- **What you are asked to do**:
Can you retype every record below exactly as written?

-------- Provided information

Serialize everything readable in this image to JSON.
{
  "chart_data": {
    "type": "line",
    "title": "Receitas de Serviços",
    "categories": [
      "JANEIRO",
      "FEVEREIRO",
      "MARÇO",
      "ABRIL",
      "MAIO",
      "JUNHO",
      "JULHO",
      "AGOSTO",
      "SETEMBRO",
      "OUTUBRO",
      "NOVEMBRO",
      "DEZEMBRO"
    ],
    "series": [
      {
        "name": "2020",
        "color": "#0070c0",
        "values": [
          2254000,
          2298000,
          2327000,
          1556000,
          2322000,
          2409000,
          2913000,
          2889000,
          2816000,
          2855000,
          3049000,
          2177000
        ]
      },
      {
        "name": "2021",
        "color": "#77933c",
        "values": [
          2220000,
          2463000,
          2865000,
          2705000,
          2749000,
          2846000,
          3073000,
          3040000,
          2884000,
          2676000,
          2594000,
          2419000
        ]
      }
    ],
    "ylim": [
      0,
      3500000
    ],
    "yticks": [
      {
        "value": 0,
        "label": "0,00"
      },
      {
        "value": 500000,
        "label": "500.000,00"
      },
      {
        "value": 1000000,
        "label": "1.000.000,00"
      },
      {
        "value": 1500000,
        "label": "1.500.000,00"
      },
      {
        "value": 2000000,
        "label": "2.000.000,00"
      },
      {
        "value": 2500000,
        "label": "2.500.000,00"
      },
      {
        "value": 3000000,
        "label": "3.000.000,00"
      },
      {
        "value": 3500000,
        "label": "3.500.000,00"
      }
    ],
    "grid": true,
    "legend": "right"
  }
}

----------------

- **Task solution**:
Serialize everything readable in this image to JSON.
{
  "chart_data": {
    "type": "line",
    "title": "Receitas de Serviços",
    "categories": [
      "JANEIRO",
      "FEVEREIRO",
      "MARÇO",
      "ABRIL",
      "MAIO",
      "JUNHO",
      "JULHO",
      "AGOSTO",
      "SETEMBRO",
      "OUTUBRO",
      "NOVEMBRO",
      "DEZEMBRO"
    ],
    "series": [
      {
        "name": "2020",
        "color": "#0070c0",
        "values": [
          2254000,
          2298000,
          2327000,
          1556000,
          2322000,
          2409000,
          2913000,
          2889000,
          2816000,
          2855000,
          3049000,
          2177000
        ]
      },
      {
        "name": "2021",
        "color": "#77933c",
        "values": [
          2220000,
          2463000,
          2865000,
          2705000,
          2749000,
          2846000,
          3073000,
          3040000,
          2884000,
          2676000,
          2594000,
          2419000
        ]
      }
    ],
    "ylim": [
      0,
      3500000
    ],
    "yticks": [
      {
        "value": 0,
        "label": "0,00"
      },
      {
        "value": 500000,
        "label": "500.000,00"
      },
      {
        "value": 1000000,
        "label": "1.000.000,00"
      },
      {
        "value": 1500000,
        "label": "1.500.000,00"
      },
      {
        "value": 2000000,
        "label": "2.000.000,00"
      },
      {
        "value": 2500000,
        "label": "2.500.000,00"
      },
      {
        "value": 3000000,
        "label": "3.000.000,00"
      },
      {
        "value": 3500000,
        "label": "3.500.000,00"
      }
    ],
    "grid": true,
    "legend": "right"
  }
}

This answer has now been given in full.